*What the task asks:* Locate the string "icon" in the records below. Copy every line where it occurs.

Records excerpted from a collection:
(begin)

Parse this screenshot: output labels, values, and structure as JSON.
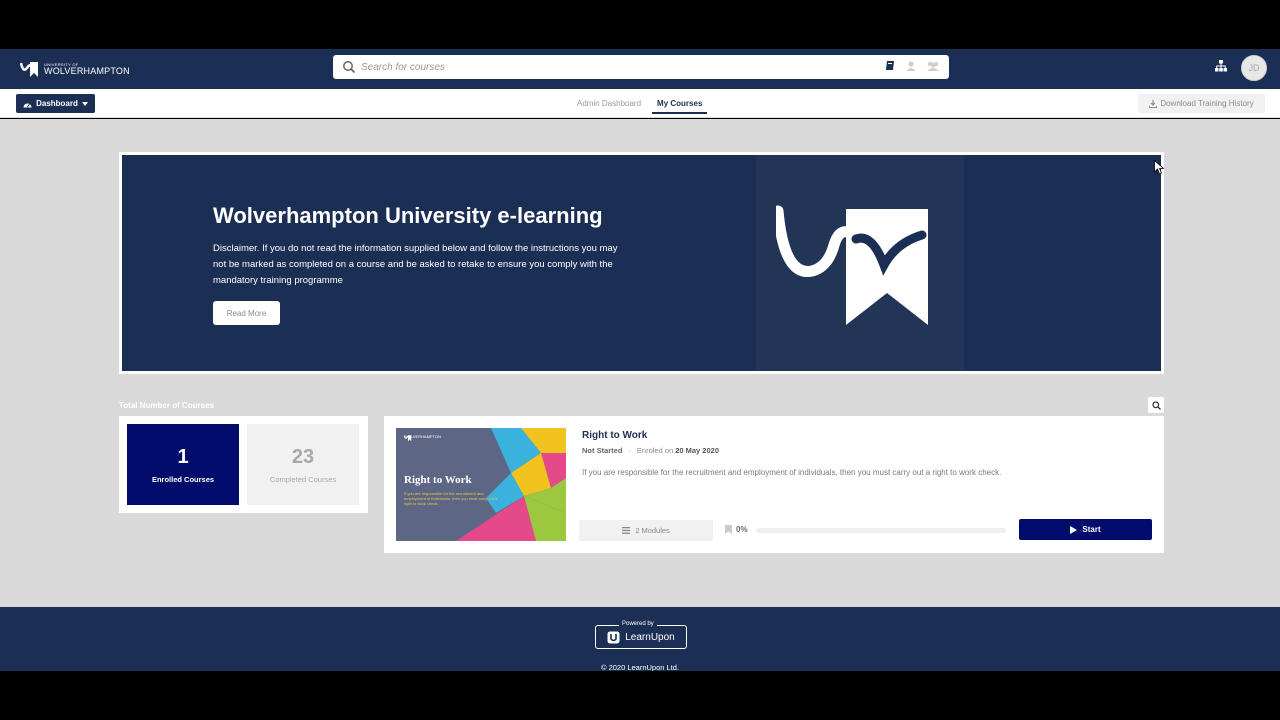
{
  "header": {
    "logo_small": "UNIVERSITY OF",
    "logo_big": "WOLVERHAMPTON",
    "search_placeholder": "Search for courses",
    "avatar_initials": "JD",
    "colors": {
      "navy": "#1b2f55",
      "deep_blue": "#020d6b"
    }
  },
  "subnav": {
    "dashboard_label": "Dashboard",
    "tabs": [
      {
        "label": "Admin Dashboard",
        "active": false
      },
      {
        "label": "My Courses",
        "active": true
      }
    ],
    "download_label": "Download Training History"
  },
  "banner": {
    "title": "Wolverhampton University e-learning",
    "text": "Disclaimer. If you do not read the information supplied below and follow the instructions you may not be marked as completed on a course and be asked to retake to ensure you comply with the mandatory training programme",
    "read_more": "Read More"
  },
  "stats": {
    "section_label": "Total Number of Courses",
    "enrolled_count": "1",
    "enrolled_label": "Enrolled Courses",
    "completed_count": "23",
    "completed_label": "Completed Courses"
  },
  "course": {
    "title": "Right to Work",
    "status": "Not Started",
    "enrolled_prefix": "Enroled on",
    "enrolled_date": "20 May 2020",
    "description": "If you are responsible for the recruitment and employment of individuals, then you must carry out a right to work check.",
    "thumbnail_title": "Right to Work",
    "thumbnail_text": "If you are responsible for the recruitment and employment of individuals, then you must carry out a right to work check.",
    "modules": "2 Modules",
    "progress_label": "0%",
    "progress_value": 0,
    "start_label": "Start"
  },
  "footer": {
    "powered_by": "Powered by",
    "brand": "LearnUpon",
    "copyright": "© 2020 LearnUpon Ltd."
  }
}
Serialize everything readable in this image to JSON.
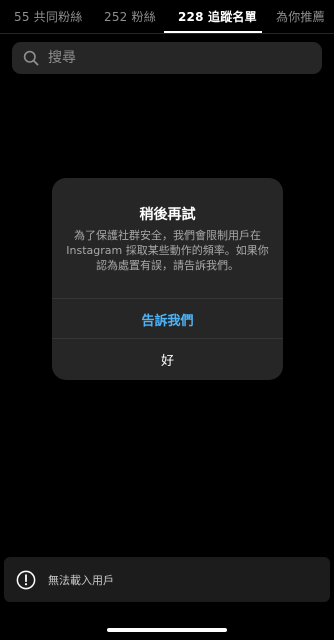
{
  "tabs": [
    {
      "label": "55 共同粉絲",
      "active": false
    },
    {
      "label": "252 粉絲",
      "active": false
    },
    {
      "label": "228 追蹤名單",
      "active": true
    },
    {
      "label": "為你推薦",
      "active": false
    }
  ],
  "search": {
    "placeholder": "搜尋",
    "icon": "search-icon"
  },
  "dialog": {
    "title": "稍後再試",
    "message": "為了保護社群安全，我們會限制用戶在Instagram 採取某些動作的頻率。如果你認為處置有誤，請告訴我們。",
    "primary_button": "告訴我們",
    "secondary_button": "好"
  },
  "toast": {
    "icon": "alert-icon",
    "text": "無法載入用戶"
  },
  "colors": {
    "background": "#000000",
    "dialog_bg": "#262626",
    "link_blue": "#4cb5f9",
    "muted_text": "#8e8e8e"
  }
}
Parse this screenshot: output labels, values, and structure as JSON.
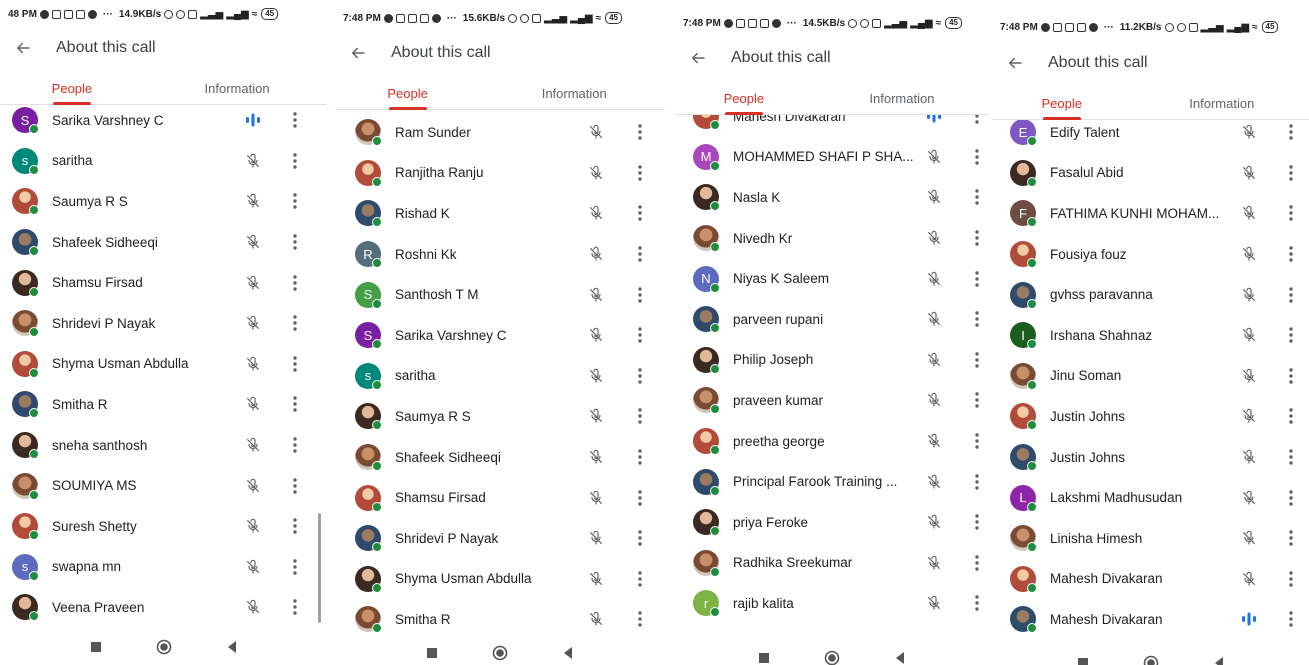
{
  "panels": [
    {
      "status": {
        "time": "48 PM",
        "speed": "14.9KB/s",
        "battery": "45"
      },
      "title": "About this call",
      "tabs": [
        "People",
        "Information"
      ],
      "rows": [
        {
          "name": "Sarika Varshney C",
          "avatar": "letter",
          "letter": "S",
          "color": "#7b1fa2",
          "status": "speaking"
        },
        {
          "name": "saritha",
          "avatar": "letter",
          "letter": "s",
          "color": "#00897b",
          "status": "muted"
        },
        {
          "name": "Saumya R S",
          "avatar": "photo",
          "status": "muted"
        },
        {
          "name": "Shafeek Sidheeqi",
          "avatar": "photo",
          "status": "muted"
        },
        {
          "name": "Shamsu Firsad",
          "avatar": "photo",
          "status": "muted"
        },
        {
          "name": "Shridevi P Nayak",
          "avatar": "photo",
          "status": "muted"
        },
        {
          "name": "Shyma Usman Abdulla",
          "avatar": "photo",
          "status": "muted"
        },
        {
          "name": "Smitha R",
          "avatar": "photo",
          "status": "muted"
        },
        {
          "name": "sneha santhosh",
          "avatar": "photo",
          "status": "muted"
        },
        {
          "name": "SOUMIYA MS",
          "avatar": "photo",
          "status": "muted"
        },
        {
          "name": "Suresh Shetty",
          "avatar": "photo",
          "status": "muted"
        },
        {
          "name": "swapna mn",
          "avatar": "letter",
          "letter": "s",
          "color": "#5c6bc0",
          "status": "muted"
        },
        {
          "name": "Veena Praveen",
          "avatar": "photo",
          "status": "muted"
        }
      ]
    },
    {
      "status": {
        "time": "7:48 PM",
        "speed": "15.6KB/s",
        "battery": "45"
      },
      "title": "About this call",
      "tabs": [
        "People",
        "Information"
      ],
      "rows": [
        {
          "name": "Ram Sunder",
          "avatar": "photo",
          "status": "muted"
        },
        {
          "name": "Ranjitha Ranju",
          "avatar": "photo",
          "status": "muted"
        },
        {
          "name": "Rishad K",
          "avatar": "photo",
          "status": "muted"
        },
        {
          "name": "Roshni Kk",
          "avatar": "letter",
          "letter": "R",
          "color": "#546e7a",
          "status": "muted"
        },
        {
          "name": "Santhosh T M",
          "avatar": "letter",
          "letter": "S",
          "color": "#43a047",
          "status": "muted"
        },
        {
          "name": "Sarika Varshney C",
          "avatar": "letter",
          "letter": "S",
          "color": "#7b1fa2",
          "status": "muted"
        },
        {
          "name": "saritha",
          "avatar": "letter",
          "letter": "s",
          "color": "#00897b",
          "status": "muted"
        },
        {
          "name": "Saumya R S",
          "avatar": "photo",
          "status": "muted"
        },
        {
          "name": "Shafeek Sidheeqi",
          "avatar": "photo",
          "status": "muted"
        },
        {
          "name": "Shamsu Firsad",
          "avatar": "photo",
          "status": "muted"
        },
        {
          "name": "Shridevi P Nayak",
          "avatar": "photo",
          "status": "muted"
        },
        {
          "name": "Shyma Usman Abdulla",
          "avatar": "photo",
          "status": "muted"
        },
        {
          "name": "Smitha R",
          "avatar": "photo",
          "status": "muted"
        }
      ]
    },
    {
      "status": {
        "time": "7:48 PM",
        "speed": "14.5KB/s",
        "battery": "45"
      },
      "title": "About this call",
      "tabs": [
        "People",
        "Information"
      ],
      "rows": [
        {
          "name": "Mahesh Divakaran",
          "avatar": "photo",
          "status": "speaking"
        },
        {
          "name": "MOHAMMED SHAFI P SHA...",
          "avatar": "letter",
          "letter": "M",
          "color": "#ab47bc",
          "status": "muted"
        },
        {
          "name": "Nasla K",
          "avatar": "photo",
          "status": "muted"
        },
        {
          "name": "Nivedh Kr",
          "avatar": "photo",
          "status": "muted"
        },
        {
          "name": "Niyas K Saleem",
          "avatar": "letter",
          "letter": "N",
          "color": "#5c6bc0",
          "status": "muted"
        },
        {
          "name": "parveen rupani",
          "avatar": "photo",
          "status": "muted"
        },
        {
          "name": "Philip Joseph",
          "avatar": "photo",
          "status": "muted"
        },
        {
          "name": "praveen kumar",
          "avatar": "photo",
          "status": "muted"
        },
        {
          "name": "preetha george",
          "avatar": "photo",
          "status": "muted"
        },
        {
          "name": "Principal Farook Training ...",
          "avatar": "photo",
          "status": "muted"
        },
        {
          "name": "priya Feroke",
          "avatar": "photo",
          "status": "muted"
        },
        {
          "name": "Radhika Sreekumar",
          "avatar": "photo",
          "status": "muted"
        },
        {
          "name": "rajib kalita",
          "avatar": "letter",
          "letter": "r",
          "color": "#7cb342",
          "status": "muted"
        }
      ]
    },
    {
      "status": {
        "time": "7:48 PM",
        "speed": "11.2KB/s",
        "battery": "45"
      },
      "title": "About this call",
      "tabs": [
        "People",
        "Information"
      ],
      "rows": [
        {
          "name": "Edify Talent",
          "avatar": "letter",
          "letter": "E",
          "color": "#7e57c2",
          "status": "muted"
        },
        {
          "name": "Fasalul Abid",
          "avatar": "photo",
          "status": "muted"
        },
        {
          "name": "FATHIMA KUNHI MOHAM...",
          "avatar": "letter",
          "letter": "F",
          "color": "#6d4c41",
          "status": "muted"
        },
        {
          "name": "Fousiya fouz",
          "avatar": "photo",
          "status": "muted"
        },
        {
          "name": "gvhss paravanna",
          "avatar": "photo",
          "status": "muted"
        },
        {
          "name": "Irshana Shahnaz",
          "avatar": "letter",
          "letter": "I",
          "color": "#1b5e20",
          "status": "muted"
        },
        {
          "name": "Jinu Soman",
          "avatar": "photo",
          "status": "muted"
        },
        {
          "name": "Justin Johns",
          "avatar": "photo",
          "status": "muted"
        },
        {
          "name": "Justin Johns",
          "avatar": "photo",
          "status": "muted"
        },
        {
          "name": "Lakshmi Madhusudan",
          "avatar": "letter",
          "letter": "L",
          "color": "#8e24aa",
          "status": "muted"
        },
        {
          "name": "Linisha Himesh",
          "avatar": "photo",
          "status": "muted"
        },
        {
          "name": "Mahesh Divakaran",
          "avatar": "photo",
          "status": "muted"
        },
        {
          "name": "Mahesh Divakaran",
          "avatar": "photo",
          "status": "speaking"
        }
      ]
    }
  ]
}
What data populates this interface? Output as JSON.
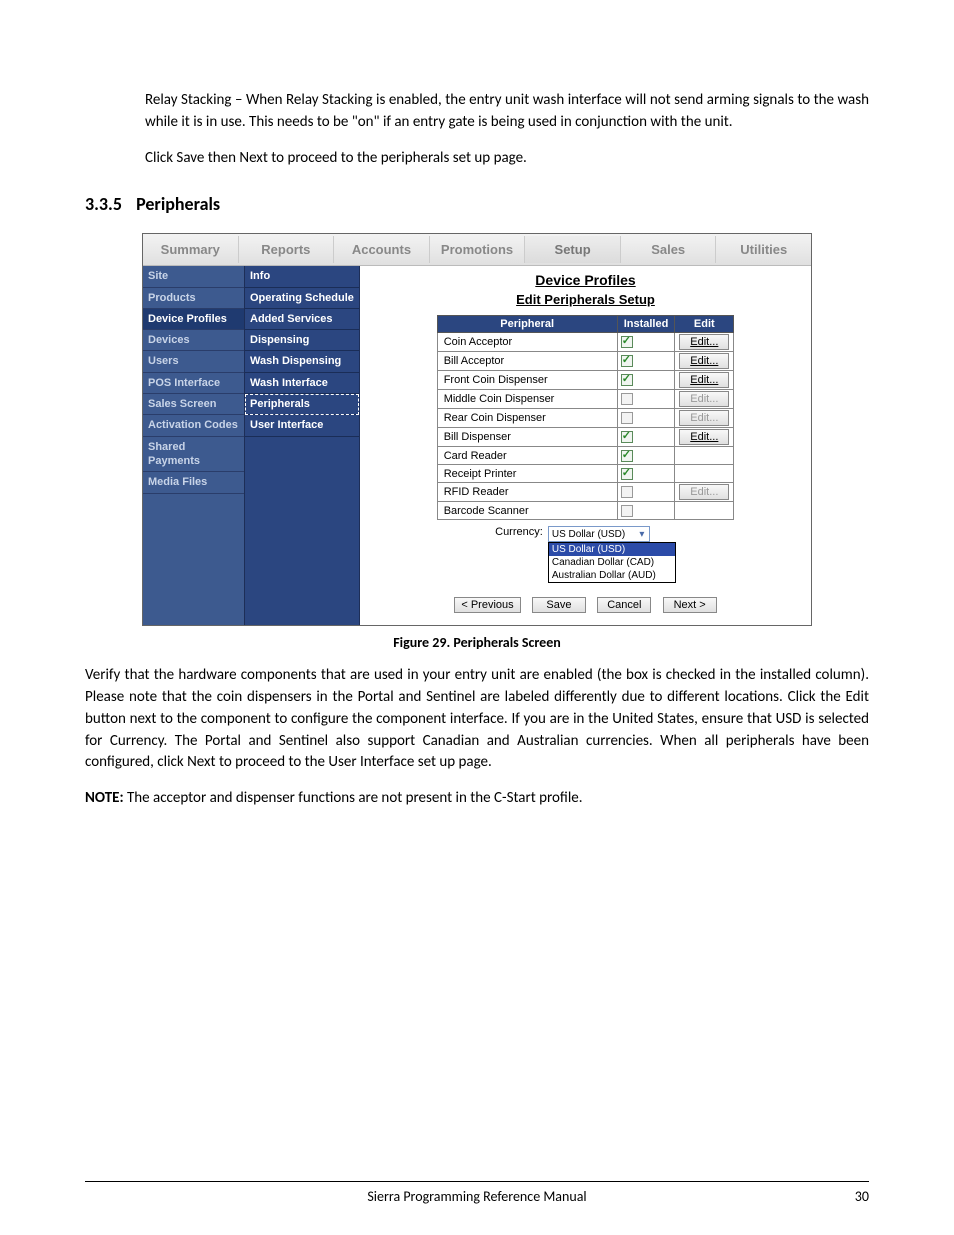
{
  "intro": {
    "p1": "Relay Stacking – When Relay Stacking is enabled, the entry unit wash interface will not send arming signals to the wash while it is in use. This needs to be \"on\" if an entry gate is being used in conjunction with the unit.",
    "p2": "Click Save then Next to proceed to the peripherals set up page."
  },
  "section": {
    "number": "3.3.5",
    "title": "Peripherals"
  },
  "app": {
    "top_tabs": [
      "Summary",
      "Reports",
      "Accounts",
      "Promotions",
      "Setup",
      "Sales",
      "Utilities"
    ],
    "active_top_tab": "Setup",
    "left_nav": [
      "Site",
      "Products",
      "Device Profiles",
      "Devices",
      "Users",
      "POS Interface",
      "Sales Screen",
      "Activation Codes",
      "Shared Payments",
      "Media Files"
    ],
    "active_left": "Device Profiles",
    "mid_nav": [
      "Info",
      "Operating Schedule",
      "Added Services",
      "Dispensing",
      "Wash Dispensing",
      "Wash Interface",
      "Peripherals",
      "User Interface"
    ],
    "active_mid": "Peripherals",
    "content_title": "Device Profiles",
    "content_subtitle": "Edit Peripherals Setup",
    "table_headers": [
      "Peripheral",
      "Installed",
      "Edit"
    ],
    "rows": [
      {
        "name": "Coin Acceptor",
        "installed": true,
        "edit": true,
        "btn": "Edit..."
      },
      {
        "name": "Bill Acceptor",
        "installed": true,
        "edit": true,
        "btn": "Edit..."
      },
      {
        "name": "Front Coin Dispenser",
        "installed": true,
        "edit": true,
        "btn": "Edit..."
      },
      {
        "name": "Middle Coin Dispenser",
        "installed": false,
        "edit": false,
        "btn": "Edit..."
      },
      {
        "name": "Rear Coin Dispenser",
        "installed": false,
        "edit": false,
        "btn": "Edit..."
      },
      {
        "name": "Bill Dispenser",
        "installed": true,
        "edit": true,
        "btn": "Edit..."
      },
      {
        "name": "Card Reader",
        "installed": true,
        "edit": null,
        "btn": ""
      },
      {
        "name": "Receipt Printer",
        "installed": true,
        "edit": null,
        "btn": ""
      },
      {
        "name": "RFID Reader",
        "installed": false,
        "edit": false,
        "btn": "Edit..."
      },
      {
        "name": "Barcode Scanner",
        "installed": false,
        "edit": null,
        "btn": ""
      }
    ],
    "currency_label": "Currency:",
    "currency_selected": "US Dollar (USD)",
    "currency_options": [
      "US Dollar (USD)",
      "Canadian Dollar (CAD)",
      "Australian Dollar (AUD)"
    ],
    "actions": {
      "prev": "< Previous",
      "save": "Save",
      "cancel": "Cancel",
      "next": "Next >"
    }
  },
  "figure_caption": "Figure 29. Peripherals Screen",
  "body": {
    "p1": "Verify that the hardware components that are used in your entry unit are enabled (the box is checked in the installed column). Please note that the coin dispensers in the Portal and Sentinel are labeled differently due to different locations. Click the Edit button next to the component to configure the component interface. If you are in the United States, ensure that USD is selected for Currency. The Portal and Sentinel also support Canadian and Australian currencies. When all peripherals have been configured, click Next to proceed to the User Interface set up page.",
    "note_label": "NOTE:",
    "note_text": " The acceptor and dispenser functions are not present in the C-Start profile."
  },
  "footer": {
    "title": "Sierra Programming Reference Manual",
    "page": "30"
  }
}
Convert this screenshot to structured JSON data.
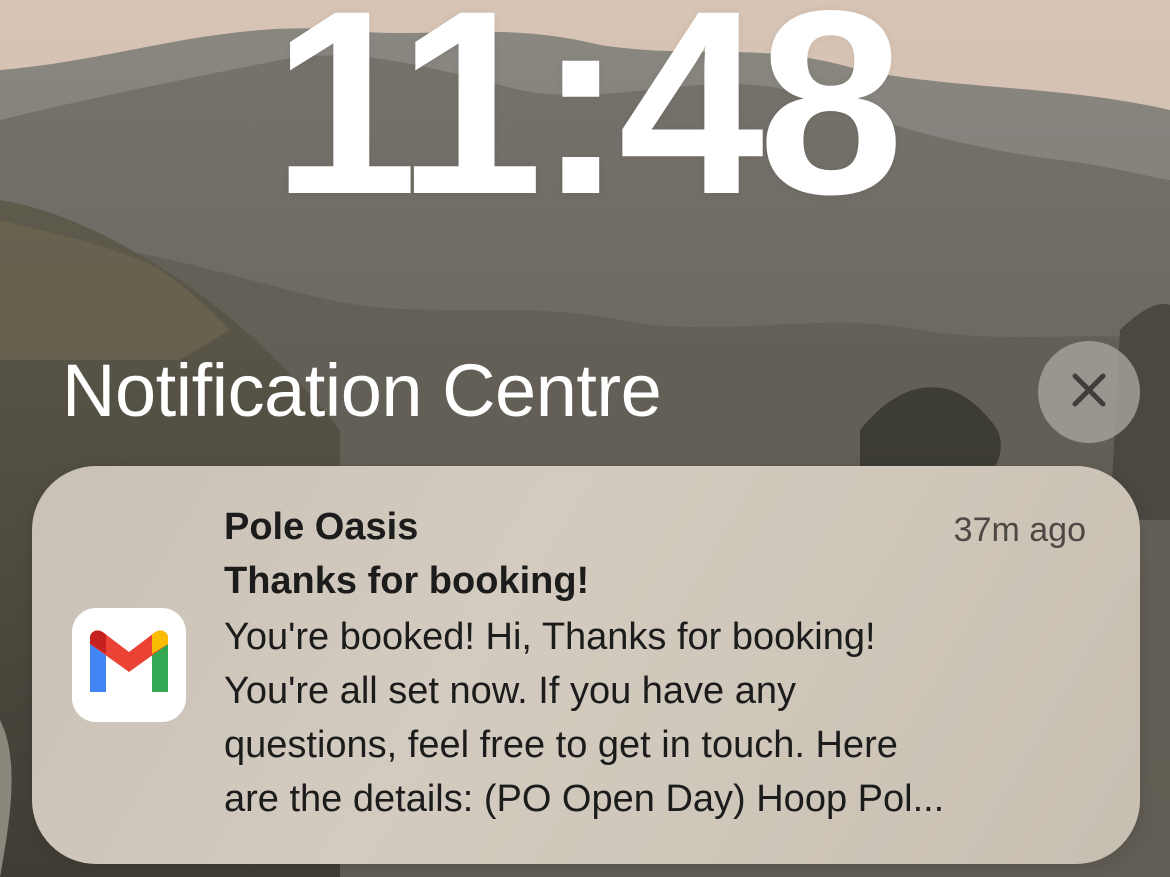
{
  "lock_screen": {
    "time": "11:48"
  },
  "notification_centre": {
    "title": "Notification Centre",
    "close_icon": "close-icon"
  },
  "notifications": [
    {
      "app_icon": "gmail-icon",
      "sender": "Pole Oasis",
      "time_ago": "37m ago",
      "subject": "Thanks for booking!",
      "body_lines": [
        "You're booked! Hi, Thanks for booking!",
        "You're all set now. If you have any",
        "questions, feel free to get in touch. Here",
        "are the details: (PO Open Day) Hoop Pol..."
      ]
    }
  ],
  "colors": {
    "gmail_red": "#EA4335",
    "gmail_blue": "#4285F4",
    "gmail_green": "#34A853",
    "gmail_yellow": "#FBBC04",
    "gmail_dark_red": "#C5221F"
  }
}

(end)

*Solution to the problem:*
    "icon": "search-icon"
    "icon": "alert-icon",
    "close_icon": "close-icon"
      "app_icon": "gmail-icon",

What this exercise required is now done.